__Written task__.
Edit the listing by changing each "text-line" to "line-of-text", and reproduce every line with nothing else altered.

__Records from a data collection__.
========================================

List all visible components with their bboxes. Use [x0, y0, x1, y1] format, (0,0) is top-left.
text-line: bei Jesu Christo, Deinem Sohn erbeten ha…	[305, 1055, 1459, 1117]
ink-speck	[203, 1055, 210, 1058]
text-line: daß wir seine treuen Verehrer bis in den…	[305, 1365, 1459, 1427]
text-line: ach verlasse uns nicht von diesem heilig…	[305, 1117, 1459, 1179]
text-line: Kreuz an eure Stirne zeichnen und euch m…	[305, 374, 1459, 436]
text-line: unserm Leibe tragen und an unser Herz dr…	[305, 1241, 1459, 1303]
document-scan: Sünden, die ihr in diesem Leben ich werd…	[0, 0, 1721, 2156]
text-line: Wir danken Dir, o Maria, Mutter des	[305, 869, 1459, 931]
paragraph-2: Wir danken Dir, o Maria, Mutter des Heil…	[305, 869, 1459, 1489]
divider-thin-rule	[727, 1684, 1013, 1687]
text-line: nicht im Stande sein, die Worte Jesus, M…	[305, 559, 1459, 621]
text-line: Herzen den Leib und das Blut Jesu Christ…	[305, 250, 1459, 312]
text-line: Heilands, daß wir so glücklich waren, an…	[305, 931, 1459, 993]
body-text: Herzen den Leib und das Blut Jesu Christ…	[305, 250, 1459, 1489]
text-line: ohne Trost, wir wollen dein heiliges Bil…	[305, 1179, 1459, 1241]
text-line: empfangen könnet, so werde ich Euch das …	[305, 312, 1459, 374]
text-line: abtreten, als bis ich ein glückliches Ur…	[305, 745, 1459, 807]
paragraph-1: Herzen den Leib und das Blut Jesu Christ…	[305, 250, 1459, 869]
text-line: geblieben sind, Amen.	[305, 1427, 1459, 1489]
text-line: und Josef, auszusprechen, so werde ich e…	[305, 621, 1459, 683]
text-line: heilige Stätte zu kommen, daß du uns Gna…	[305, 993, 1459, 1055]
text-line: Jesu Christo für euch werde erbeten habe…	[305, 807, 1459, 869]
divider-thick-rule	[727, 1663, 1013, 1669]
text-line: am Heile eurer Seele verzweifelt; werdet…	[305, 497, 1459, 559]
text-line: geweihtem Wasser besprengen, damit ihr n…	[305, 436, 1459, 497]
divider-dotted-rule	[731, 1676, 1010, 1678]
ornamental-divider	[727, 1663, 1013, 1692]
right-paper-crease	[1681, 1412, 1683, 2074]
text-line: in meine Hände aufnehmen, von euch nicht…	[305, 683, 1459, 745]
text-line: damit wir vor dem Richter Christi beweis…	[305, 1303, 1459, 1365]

========================================

__Solution to this problem__.
List all visible components with their bboxes. Use [x0, y0, x1, y1] format, (0,0) is top-left.
line-of-text: bei Jesu Christo, Deinem Sohn erbeten ha…	[305, 1055, 1459, 1117]
ink-speck	[203, 1055, 210, 1058]
line-of-text: daß wir seine treuen Verehrer bis in den…	[305, 1365, 1459, 1427]
line-of-text: ach verlasse uns nicht von diesem heilig…	[305, 1117, 1459, 1179]
line-of-text: Kreuz an eure Stirne zeichnen und euch m…	[305, 374, 1459, 436]
line-of-text: unserm Leibe tragen und an unser Herz dr…	[305, 1241, 1459, 1303]
document-scan: Sünden, die ihr in diesem Leben ich werd…	[0, 0, 1721, 2156]
line-of-text: Wir danken Dir, o Maria, Mutter des	[305, 869, 1459, 931]
paragraph-2: Wir danken Dir, o Maria, Mutter des Heil…	[305, 869, 1459, 1489]
divider-thin-rule	[727, 1684, 1013, 1687]
line-of-text: nicht im Stande sein, die Worte Jesus, M…	[305, 559, 1459, 621]
line-of-text: Herzen den Leib und das Blut Jesu Christ…	[305, 250, 1459, 312]
line-of-text: Heilands, daß wir so glücklich waren, an…	[305, 931, 1459, 993]
body-text: Herzen den Leib und das Blut Jesu Christ…	[305, 250, 1459, 1489]
line-of-text: ohne Trost, wir wollen dein heiliges Bil…	[305, 1179, 1459, 1241]
line-of-text: empfangen könnet, so werde ich Euch das …	[305, 312, 1459, 374]
line-of-text: abtreten, als bis ich ein glückliches Ur…	[305, 745, 1459, 807]
paragraph-1: Herzen den Leib und das Blut Jesu Christ…	[305, 250, 1459, 869]
line-of-text: geblieben sind, Amen.	[305, 1427, 1459, 1489]
line-of-text: und Josef, auszusprechen, so werde ich e…	[305, 621, 1459, 683]
line-of-text: heilige Stätte zu kommen, daß du uns Gna…	[305, 993, 1459, 1055]
line-of-text: Jesu Christo für euch werde erbeten habe…	[305, 807, 1459, 869]
divider-thick-rule	[727, 1663, 1013, 1669]
line-of-text: am Heile eurer Seele verzweifelt; werdet…	[305, 497, 1459, 559]
line-of-text: geweihtem Wasser besprengen, damit ihr n…	[305, 436, 1459, 497]
divider-dotted-rule	[731, 1676, 1010, 1678]
ornamental-divider	[727, 1663, 1013, 1692]
right-paper-crease	[1681, 1412, 1683, 2074]
line-of-text: in meine Hände aufnehmen, von euch nicht…	[305, 683, 1459, 745]
line-of-text: damit wir vor dem Richter Christi beweis…	[305, 1303, 1459, 1365]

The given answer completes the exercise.